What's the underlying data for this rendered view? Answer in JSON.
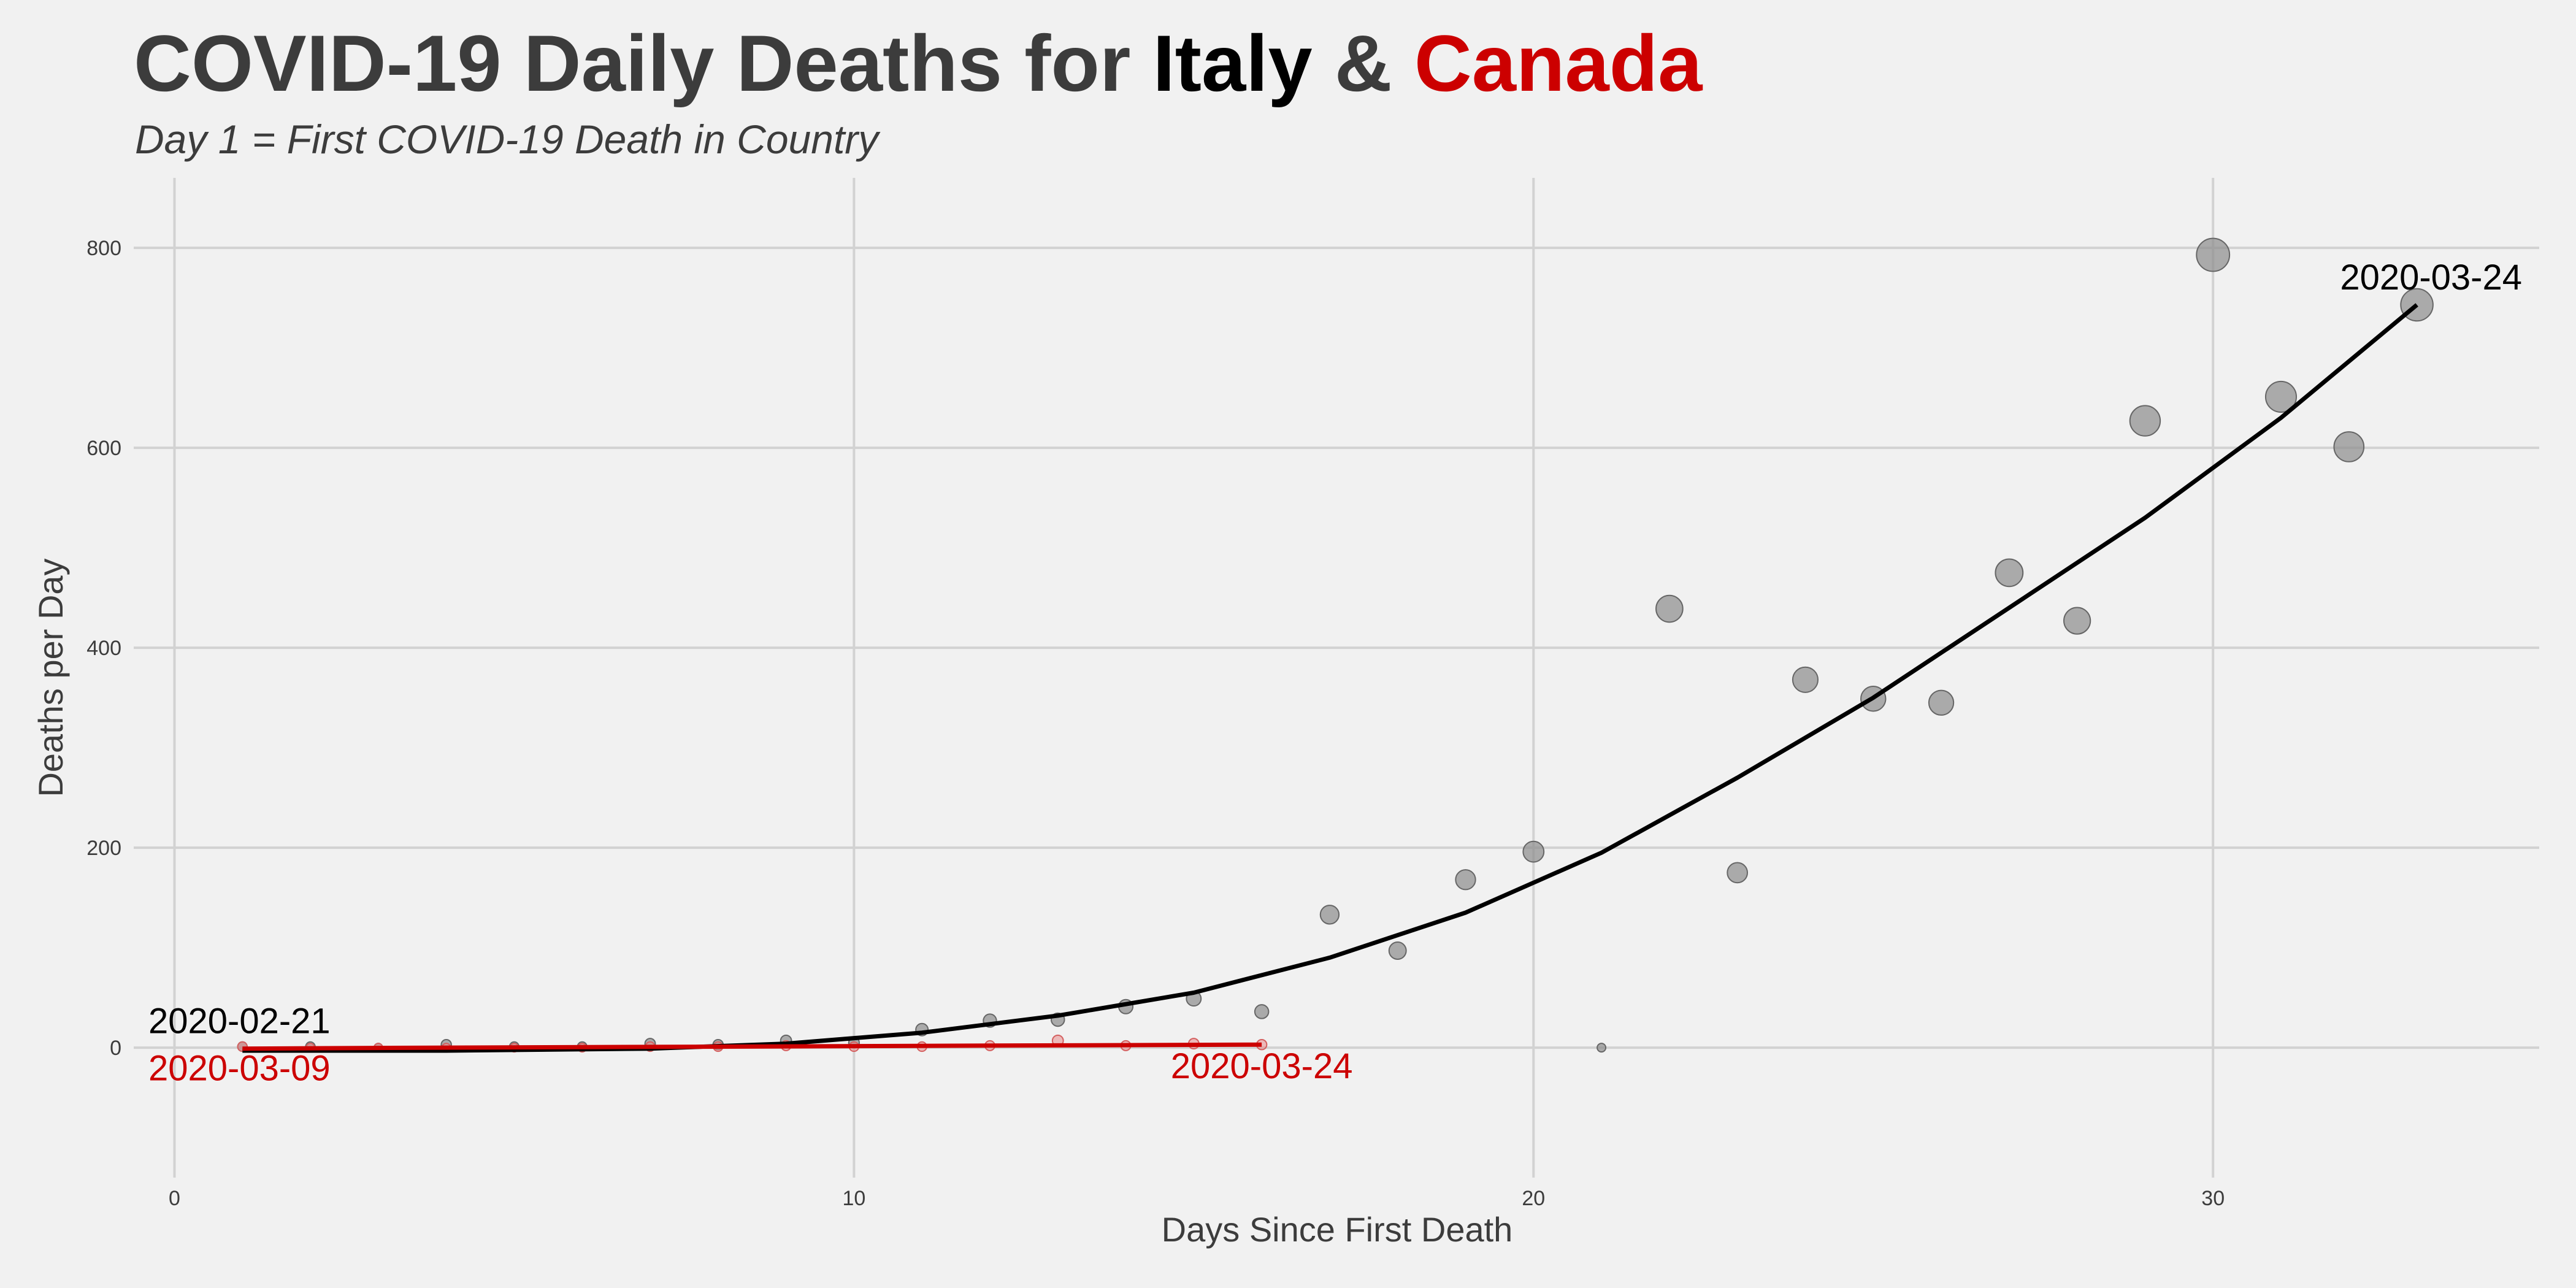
{
  "chart_data": {
    "type": "scatter",
    "title": {
      "prefix": "COVID-19 Daily Deaths for ",
      "series_a": "Italy",
      "joiner": " & ",
      "series_b": "Canada"
    },
    "subtitle": "Day 1 = First COVID-19 Death in Country",
    "xlabel": "Days Since First Death",
    "ylabel": "Deaths per Day",
    "xlim": [
      -0.6,
      34.8
    ],
    "ylim": [
      -130,
      870
    ],
    "xticks": [
      0,
      10,
      20,
      30
    ],
    "yticks": [
      0,
      200,
      400,
      600,
      800
    ],
    "grid": true,
    "legend": "none",
    "colors": {
      "italy": "#000000",
      "canada": "#cc0000",
      "title": "#3c3c3c",
      "points": "#8c8c8c"
    },
    "series": [
      {
        "key": "italy",
        "points": [
          {
            "x": 1,
            "y": 1
          },
          {
            "x": 2,
            "y": 1
          },
          {
            "x": 3,
            "y": 0
          },
          {
            "x": 4,
            "y": 3
          },
          {
            "x": 5,
            "y": 1
          },
          {
            "x": 6,
            "y": 1
          },
          {
            "x": 7,
            "y": 4
          },
          {
            "x": 8,
            "y": 3
          },
          {
            "x": 9,
            "y": 7
          },
          {
            "x": 10,
            "y": 5
          },
          {
            "x": 11,
            "y": 18
          },
          {
            "x": 12,
            "y": 27
          },
          {
            "x": 13,
            "y": 28
          },
          {
            "x": 14,
            "y": 41
          },
          {
            "x": 15,
            "y": 49
          },
          {
            "x": 16,
            "y": 36
          },
          {
            "x": 17,
            "y": 133
          },
          {
            "x": 18,
            "y": 97
          },
          {
            "x": 19,
            "y": 168
          },
          {
            "x": 20,
            "y": 196
          },
          {
            "x": 21,
            "y": 0
          },
          {
            "x": 22,
            "y": 439
          },
          {
            "x": 23,
            "y": 175
          },
          {
            "x": 24,
            "y": 368
          },
          {
            "x": 25,
            "y": 349
          },
          {
            "x": 26,
            "y": 345
          },
          {
            "x": 27,
            "y": 475
          },
          {
            "x": 28,
            "y": 427
          },
          {
            "x": 29,
            "y": 627
          },
          {
            "x": 30,
            "y": 793
          },
          {
            "x": 31,
            "y": 651
          },
          {
            "x": 32,
            "y": 601
          },
          {
            "x": 33,
            "y": 743
          }
        ],
        "trend": [
          {
            "x": 1,
            "y": -3
          },
          {
            "x": 4,
            "y": -3
          },
          {
            "x": 7,
            "y": -1
          },
          {
            "x": 9,
            "y": 4
          },
          {
            "x": 11,
            "y": 15
          },
          {
            "x": 13,
            "y": 32
          },
          {
            "x": 15,
            "y": 55
          },
          {
            "x": 17,
            "y": 90
          },
          {
            "x": 19,
            "y": 135
          },
          {
            "x": 21,
            "y": 195
          },
          {
            "x": 23,
            "y": 270
          },
          {
            "x": 25,
            "y": 350
          },
          {
            "x": 27,
            "y": 440
          },
          {
            "x": 29,
            "y": 530
          },
          {
            "x": 31,
            "y": 630
          },
          {
            "x": 33,
            "y": 743
          }
        ],
        "start_label": "2020-02-21",
        "end_label": "2020-03-24"
      },
      {
        "key": "canada",
        "points": [
          {
            "x": 1,
            "y": 1
          },
          {
            "x": 2,
            "y": 0
          },
          {
            "x": 3,
            "y": 0
          },
          {
            "x": 4,
            "y": 0
          },
          {
            "x": 5,
            "y": 0
          },
          {
            "x": 6,
            "y": 0
          },
          {
            "x": 7,
            "y": 1
          },
          {
            "x": 8,
            "y": 1
          },
          {
            "x": 9,
            "y": 2
          },
          {
            "x": 10,
            "y": 1
          },
          {
            "x": 11,
            "y": 1
          },
          {
            "x": 12,
            "y": 2
          },
          {
            "x": 13,
            "y": 7
          },
          {
            "x": 14,
            "y": 2
          },
          {
            "x": 15,
            "y": 4
          },
          {
            "x": 16,
            "y": 3
          }
        ],
        "trend": [
          {
            "x": 1,
            "y": -1
          },
          {
            "x": 4,
            "y": 0
          },
          {
            "x": 8,
            "y": 1
          },
          {
            "x": 12,
            "y": 2
          },
          {
            "x": 16,
            "y": 3
          }
        ],
        "start_label": "2020-03-09",
        "end_label": "2020-03-24"
      }
    ]
  }
}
━━━━━━━━━━━━━━━━
Set down the lines of the records above exactly, apart from the pictures.

* [WRITTEN RESPONSE]:
What's the underlying data for this rendered view? Answer in JSON.
{
  "chart_data": {
    "type": "scatter",
    "title": {
      "prefix": "COVID-19 Daily Deaths for ",
      "series_a": "Italy",
      "joiner": " & ",
      "series_b": "Canada"
    },
    "subtitle": "Day 1 = First COVID-19 Death in Country",
    "xlabel": "Days Since First Death",
    "ylabel": "Deaths per Day",
    "xlim": [
      -0.6,
      34.8
    ],
    "ylim": [
      -130,
      870
    ],
    "xticks": [
      0,
      10,
      20,
      30
    ],
    "yticks": [
      0,
      200,
      400,
      600,
      800
    ],
    "grid": true,
    "legend": "none",
    "colors": {
      "italy": "#000000",
      "canada": "#cc0000",
      "title": "#3c3c3c",
      "points": "#8c8c8c"
    },
    "series": [
      {
        "key": "italy",
        "points": [
          {
            "x": 1,
            "y": 1
          },
          {
            "x": 2,
            "y": 1
          },
          {
            "x": 3,
            "y": 0
          },
          {
            "x": 4,
            "y": 3
          },
          {
            "x": 5,
            "y": 1
          },
          {
            "x": 6,
            "y": 1
          },
          {
            "x": 7,
            "y": 4
          },
          {
            "x": 8,
            "y": 3
          },
          {
            "x": 9,
            "y": 7
          },
          {
            "x": 10,
            "y": 5
          },
          {
            "x": 11,
            "y": 18
          },
          {
            "x": 12,
            "y": 27
          },
          {
            "x": 13,
            "y": 28
          },
          {
            "x": 14,
            "y": 41
          },
          {
            "x": 15,
            "y": 49
          },
          {
            "x": 16,
            "y": 36
          },
          {
            "x": 17,
            "y": 133
          },
          {
            "x": 18,
            "y": 97
          },
          {
            "x": 19,
            "y": 168
          },
          {
            "x": 20,
            "y": 196
          },
          {
            "x": 21,
            "y": 0
          },
          {
            "x": 22,
            "y": 439
          },
          {
            "x": 23,
            "y": 175
          },
          {
            "x": 24,
            "y": 368
          },
          {
            "x": 25,
            "y": 349
          },
          {
            "x": 26,
            "y": 345
          },
          {
            "x": 27,
            "y": 475
          },
          {
            "x": 28,
            "y": 427
          },
          {
            "x": 29,
            "y": 627
          },
          {
            "x": 30,
            "y": 793
          },
          {
            "x": 31,
            "y": 651
          },
          {
            "x": 32,
            "y": 601
          },
          {
            "x": 33,
            "y": 743
          }
        ],
        "trend": [
          {
            "x": 1,
            "y": -3
          },
          {
            "x": 4,
            "y": -3
          },
          {
            "x": 7,
            "y": -1
          },
          {
            "x": 9,
            "y": 4
          },
          {
            "x": 11,
            "y": 15
          },
          {
            "x": 13,
            "y": 32
          },
          {
            "x": 15,
            "y": 55
          },
          {
            "x": 17,
            "y": 90
          },
          {
            "x": 19,
            "y": 135
          },
          {
            "x": 21,
            "y": 195
          },
          {
            "x": 23,
            "y": 270
          },
          {
            "x": 25,
            "y": 350
          },
          {
            "x": 27,
            "y": 440
          },
          {
            "x": 29,
            "y": 530
          },
          {
            "x": 31,
            "y": 630
          },
          {
            "x": 33,
            "y": 743
          }
        ],
        "start_label": "2020-02-21",
        "end_label": "2020-03-24"
      },
      {
        "key": "canada",
        "points": [
          {
            "x": 1,
            "y": 1
          },
          {
            "x": 2,
            "y": 0
          },
          {
            "x": 3,
            "y": 0
          },
          {
            "x": 4,
            "y": 0
          },
          {
            "x": 5,
            "y": 0
          },
          {
            "x": 6,
            "y": 0
          },
          {
            "x": 7,
            "y": 1
          },
          {
            "x": 8,
            "y": 1
          },
          {
            "x": 9,
            "y": 2
          },
          {
            "x": 10,
            "y": 1
          },
          {
            "x": 11,
            "y": 1
          },
          {
            "x": 12,
            "y": 2
          },
          {
            "x": 13,
            "y": 7
          },
          {
            "x": 14,
            "y": 2
          },
          {
            "x": 15,
            "y": 4
          },
          {
            "x": 16,
            "y": 3
          }
        ],
        "trend": [
          {
            "x": 1,
            "y": -1
          },
          {
            "x": 4,
            "y": 0
          },
          {
            "x": 8,
            "y": 1
          },
          {
            "x": 12,
            "y": 2
          },
          {
            "x": 16,
            "y": 3
          }
        ],
        "start_label": "2020-03-09",
        "end_label": "2020-03-24"
      }
    ]
  }
}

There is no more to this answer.